***** Supplied information

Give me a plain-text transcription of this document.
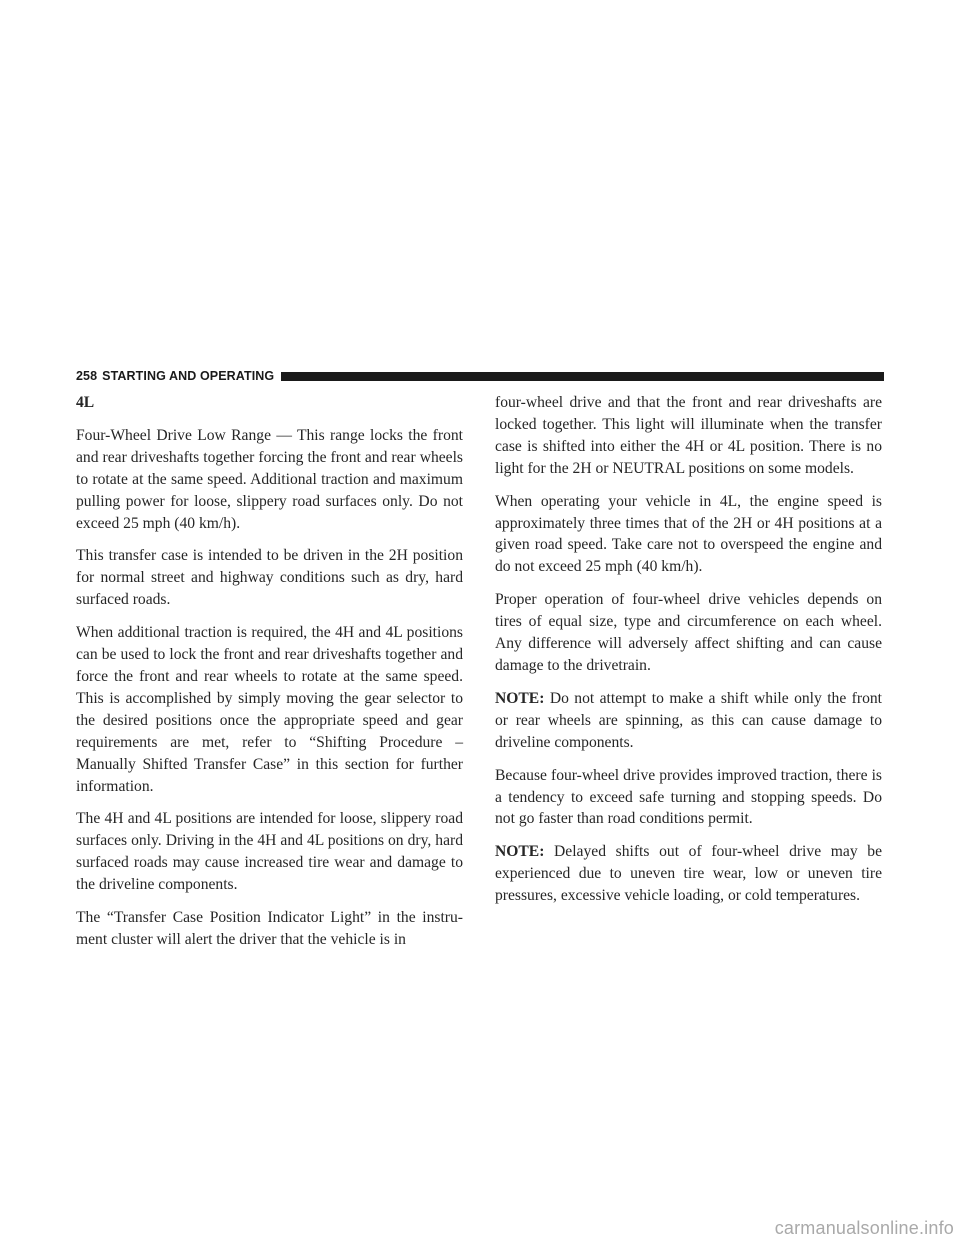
258 STARTING AND OPERATING
4L

Four-Wheel Drive Low Range — This range locks the front and rear driveshafts together forcing the front and rear wheels to rotate at the same speed. Additional traction and maximum pulling power for loose, slippery road surfaces only. Do not exceed 25 mph (40 km/h).

This transfer case is intended to be driven in the 2H position for normal street and highway conditions such as dry, hard surfaced roads.

When additional traction is required, the 4H and 4L positions can be used to lock the front and rear driveshafts together and force the front and rear wheels to rotate at the same speed. This is accomplished by simply moving the gear selector to the desired positions once the appropriate speed and gear requirements are met, refer to “Shifting Procedure – Manually Shifted Transfer Case” in this section for further information.

The 4H and 4L positions are intended for loose, slippery road surfaces only. Driving in the 4H and 4L positions on dry, hard surfaced roads may cause increased tire wear and damage to the driveline components.

The “Transfer Case Position Indicator Light” in the instru- ment cluster will alert the driver that the vehicle is in

four-wheel drive and that the front and rear driveshafts are locked together. This light will illuminate when the transfer case is shifted into either the 4H or 4L position. There is no light for the 2H or NEUTRAL positions on some models.

When operating your vehicle in 4L, the engine speed is approximately three times that of the 2H or 4H positions at a given road speed. Take care not to overspeed the engine and do not exceed 25 mph (40 km/h).

Proper operation of four-wheel drive vehicles depends on tires of equal size, type and circumference on each wheel. Any difference will adversely affect shifting and can cause damage to the drivetrain.

NOTE: Do not attempt to make a shift while only the front or rear wheels are spinning, as this can cause damage to driveline components.

Because four-wheel drive provides improved traction, there is a tendency to exceed safe turning and stopping speeds. Do not go faster than road conditions permit.

NOTE: Delayed shifts out of four-wheel drive may be experienced due to uneven tire wear, low or uneven tire pressures, excessive vehicle loading, or cold temperatures.

carmanualsonline.info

**********

Copy out every line in the listing where the word "conditions" appears.

▶ _Worked solution_:
This transfer case is intended to be driven in the 2H position for normal street and highway conditions such as dry, hard surfaced roads.
Because four-wheel drive provides improved traction, there is a tendency to exceed safe turning and stopping speeds. Do not go faster than road conditions permit.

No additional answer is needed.